Below are some records. Count the lines with "يصونوا" in them and give nothing but the total.

──────── DATA FOR PROCESSING ────────

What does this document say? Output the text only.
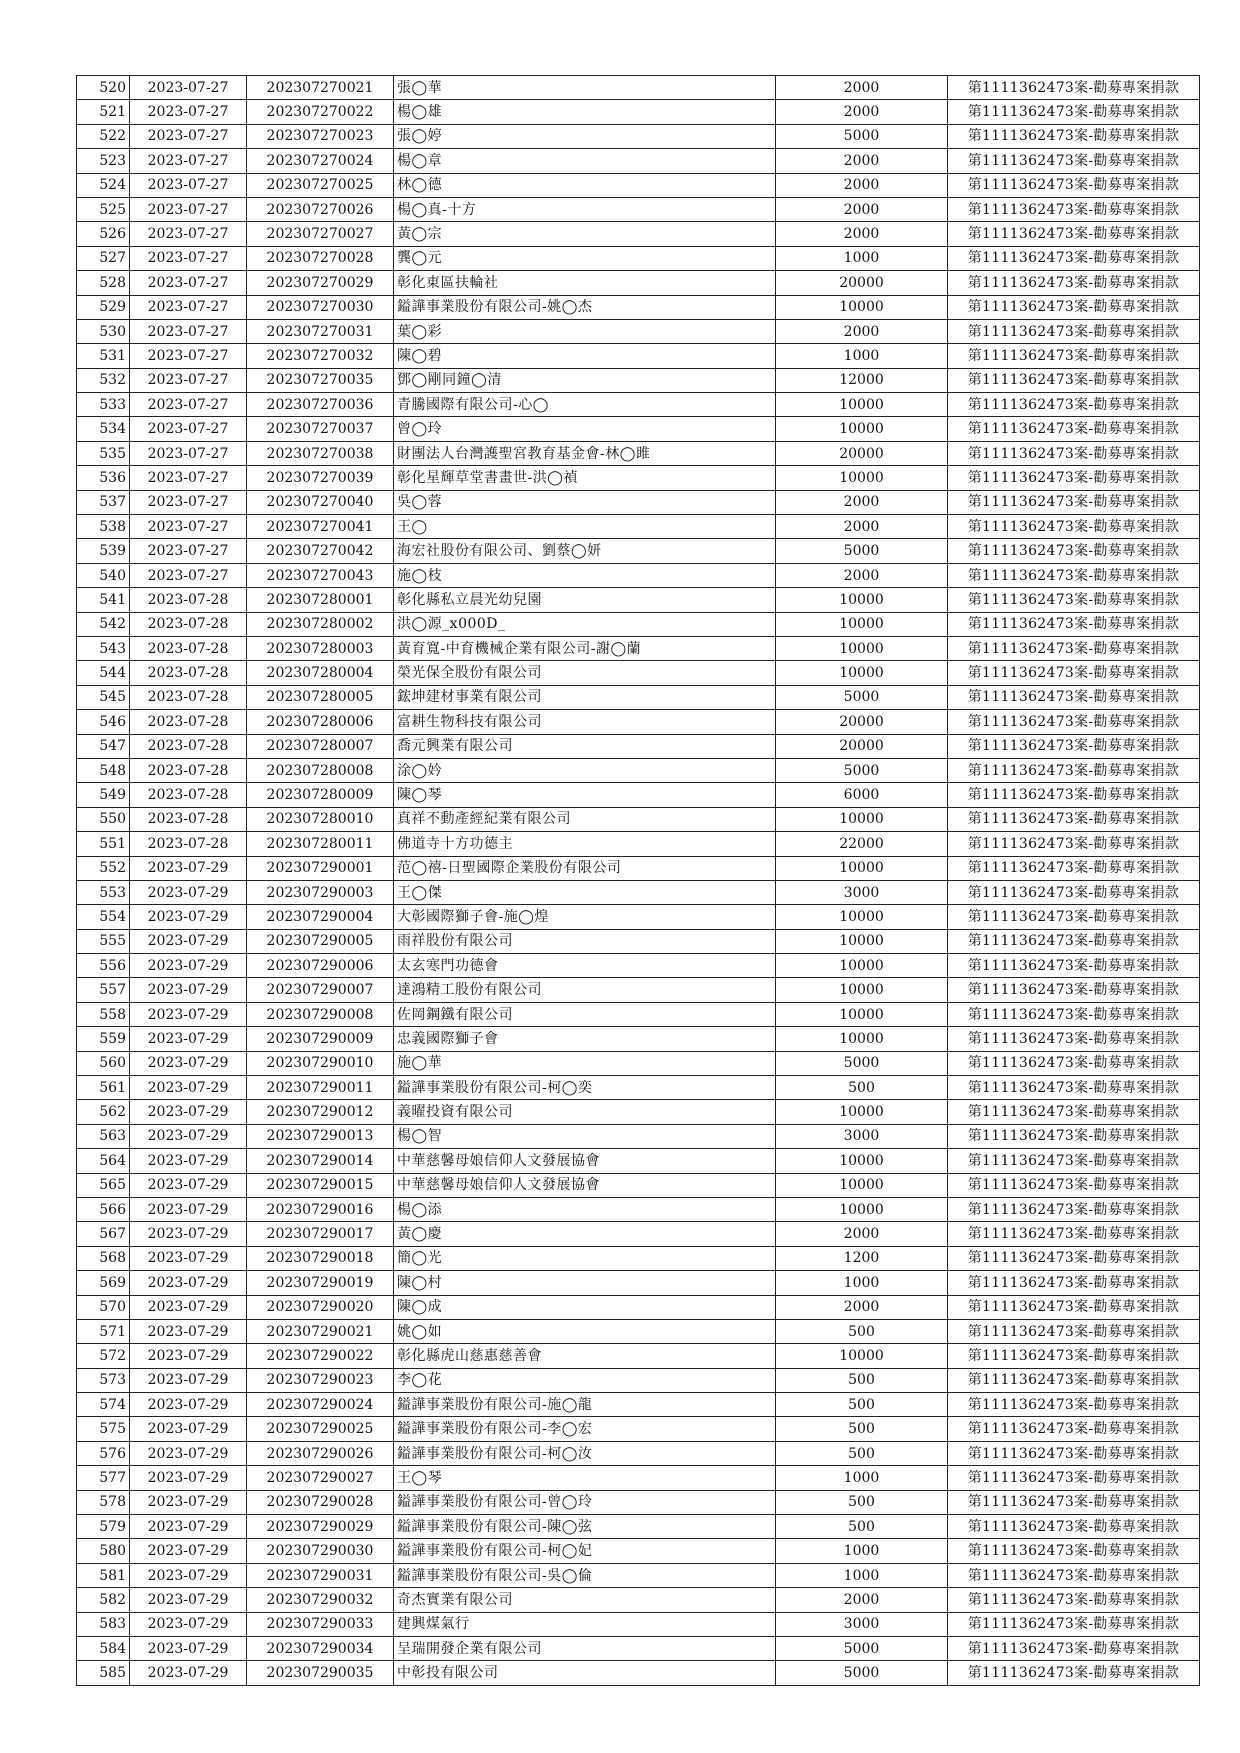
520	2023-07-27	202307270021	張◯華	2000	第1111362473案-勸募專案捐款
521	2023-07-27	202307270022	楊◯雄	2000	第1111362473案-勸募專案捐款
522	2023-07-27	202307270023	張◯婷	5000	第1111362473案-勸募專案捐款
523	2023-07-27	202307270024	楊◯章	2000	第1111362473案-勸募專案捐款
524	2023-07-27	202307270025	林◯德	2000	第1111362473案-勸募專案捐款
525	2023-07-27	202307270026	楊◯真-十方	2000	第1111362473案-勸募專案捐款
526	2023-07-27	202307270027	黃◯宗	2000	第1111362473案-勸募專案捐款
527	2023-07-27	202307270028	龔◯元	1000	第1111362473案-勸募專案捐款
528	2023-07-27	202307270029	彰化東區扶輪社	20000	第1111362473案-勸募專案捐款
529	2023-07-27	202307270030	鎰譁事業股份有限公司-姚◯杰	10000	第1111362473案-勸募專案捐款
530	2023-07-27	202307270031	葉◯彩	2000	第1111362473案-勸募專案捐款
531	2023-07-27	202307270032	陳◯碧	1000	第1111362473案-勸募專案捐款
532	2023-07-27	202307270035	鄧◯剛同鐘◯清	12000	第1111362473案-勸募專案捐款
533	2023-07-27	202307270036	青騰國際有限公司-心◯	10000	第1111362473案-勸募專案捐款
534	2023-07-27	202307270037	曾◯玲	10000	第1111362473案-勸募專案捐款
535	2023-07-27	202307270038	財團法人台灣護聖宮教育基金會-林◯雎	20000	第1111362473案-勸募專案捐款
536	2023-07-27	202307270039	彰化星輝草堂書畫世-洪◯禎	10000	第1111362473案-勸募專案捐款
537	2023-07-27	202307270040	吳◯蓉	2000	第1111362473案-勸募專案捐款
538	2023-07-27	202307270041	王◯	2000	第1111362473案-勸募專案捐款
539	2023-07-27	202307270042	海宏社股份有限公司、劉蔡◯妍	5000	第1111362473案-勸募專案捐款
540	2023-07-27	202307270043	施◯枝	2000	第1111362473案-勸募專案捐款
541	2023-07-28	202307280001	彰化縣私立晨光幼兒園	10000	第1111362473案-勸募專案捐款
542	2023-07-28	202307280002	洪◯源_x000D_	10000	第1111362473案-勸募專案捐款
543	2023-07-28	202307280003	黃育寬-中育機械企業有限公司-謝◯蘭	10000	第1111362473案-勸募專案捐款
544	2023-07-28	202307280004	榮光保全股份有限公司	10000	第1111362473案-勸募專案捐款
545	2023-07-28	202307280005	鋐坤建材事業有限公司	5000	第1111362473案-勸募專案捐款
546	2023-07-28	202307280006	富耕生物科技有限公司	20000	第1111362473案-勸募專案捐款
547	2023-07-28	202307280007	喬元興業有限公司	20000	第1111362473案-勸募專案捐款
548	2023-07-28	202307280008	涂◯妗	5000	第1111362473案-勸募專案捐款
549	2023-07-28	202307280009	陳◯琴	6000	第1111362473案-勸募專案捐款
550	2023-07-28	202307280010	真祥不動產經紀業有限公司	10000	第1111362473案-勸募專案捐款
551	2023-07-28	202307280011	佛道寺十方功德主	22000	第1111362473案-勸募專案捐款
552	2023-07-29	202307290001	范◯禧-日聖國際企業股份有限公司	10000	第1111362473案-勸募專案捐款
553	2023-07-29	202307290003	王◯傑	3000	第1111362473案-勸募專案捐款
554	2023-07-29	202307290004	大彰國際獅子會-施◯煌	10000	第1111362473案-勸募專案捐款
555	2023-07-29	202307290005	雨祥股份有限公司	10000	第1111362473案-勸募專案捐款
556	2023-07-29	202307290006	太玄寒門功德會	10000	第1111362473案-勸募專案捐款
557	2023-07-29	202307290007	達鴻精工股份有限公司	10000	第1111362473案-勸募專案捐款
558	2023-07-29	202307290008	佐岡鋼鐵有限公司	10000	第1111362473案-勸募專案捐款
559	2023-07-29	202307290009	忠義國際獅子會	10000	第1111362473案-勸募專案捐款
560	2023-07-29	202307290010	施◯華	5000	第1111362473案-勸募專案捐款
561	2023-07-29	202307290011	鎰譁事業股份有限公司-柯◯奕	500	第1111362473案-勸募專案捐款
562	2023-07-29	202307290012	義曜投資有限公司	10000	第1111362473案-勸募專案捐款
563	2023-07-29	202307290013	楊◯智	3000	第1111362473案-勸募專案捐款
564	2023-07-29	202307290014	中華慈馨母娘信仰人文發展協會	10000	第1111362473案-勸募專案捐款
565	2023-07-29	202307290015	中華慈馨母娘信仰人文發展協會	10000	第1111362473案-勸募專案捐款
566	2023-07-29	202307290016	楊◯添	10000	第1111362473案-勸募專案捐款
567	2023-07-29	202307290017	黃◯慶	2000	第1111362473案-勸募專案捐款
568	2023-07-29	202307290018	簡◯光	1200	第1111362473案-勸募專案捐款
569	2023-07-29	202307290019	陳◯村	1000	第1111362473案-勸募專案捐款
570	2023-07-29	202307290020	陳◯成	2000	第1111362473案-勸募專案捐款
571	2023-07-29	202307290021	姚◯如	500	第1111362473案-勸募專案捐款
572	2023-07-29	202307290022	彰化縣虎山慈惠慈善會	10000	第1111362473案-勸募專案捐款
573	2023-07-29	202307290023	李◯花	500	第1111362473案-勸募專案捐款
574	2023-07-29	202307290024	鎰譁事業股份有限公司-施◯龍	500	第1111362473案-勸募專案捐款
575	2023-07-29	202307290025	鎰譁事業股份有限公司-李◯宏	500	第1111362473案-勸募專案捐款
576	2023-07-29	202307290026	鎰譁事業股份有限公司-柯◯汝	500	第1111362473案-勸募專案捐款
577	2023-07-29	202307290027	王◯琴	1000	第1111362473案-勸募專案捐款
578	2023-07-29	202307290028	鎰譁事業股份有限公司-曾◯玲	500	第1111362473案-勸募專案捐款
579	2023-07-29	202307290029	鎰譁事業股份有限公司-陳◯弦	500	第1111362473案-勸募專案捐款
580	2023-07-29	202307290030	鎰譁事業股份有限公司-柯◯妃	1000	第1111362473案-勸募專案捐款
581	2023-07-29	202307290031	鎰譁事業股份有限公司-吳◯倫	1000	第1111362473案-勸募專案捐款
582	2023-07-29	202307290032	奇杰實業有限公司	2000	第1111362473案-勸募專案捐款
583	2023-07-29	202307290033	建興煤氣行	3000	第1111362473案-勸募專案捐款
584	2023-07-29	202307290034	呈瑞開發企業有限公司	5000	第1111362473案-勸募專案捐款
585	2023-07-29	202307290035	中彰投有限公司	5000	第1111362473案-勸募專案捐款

────────
──────── DATA FOR PROCESSING ────────

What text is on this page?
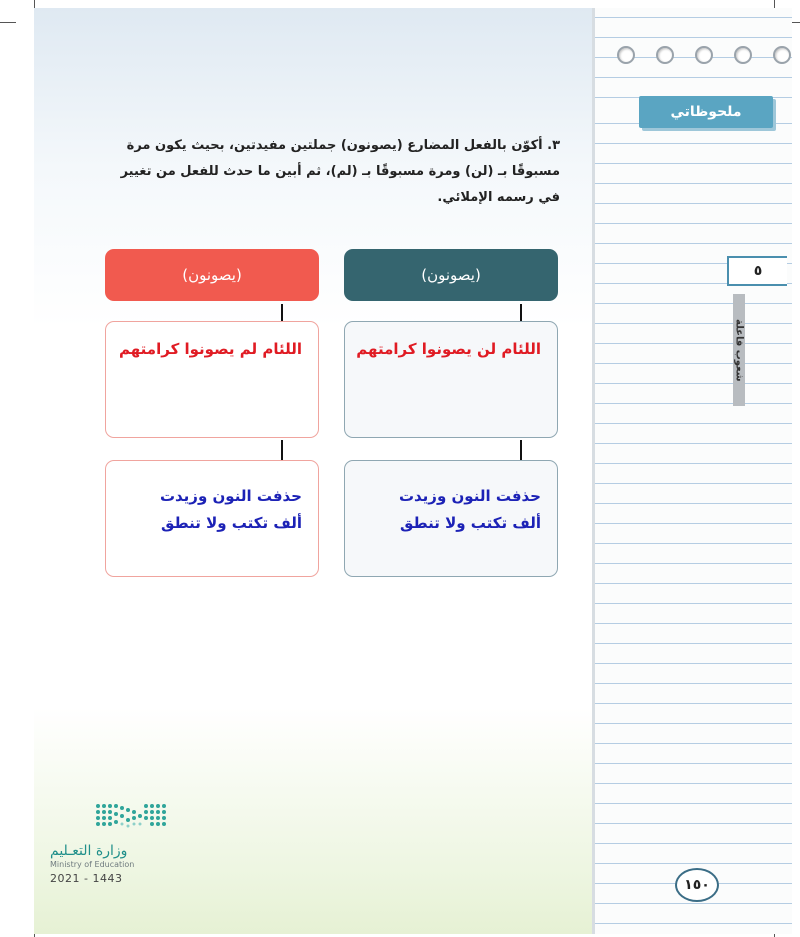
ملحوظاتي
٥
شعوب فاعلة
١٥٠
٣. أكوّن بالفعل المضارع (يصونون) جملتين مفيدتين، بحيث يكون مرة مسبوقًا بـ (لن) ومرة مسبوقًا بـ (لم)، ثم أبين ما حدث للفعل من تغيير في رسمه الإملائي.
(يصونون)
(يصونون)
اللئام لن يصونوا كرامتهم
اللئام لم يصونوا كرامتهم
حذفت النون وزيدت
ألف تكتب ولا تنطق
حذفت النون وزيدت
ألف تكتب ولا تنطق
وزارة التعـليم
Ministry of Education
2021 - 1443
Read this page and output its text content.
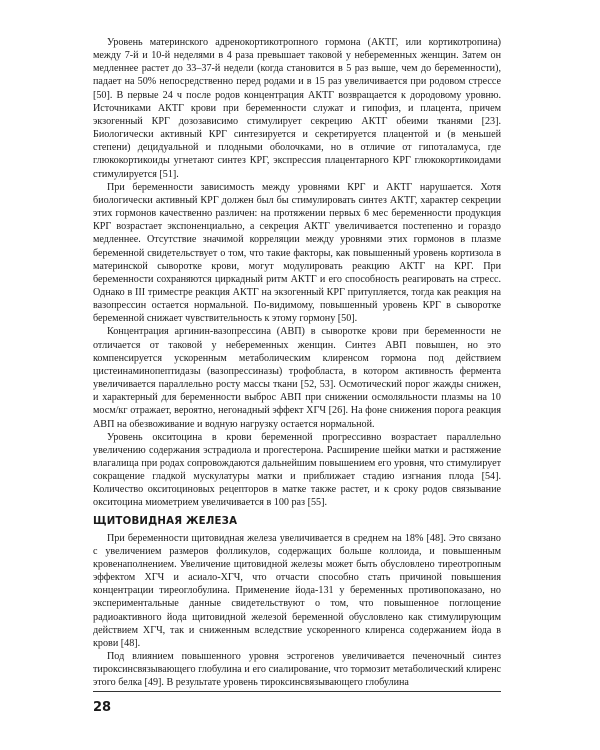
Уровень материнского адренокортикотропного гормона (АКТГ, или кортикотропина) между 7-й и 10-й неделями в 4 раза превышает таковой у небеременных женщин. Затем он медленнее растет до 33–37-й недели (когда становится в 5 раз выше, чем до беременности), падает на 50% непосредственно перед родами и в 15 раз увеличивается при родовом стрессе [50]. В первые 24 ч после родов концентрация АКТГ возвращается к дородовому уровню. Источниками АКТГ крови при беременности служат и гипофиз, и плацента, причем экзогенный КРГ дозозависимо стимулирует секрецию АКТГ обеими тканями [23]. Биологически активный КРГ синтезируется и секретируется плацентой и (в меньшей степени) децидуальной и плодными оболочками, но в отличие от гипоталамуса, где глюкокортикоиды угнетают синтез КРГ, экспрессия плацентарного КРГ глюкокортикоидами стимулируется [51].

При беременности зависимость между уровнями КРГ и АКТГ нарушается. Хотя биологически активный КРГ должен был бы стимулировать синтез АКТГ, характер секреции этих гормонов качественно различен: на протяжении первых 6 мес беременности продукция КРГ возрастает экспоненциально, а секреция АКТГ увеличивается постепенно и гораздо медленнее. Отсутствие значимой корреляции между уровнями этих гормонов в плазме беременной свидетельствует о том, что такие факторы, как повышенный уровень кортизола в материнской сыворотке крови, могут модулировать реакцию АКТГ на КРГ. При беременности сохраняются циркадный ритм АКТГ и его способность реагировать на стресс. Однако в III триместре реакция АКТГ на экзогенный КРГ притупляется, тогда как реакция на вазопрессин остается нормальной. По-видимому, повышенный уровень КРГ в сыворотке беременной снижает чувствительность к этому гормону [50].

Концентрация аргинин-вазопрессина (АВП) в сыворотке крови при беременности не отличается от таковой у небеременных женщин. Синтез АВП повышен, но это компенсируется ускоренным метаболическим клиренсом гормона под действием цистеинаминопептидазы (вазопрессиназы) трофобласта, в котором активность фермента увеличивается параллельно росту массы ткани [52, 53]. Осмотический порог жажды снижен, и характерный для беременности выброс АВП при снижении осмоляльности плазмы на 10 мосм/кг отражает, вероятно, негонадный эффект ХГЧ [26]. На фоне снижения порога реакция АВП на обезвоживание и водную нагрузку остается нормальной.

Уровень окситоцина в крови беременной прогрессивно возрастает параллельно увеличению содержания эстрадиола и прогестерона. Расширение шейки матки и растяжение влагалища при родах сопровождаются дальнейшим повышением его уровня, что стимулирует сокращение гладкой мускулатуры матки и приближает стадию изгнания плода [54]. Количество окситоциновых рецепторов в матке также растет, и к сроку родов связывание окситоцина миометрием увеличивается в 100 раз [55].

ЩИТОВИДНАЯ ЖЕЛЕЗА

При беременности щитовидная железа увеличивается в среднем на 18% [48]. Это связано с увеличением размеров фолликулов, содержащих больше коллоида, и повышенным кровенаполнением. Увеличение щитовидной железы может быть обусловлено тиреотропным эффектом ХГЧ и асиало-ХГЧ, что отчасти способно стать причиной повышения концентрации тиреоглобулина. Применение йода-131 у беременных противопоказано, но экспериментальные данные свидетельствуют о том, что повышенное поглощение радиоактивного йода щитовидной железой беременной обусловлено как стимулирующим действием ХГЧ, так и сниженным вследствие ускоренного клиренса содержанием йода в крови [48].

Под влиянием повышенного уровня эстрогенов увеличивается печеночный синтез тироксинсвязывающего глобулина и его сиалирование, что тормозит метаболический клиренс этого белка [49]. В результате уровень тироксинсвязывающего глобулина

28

────────

• **TASK OUTPUT**: 2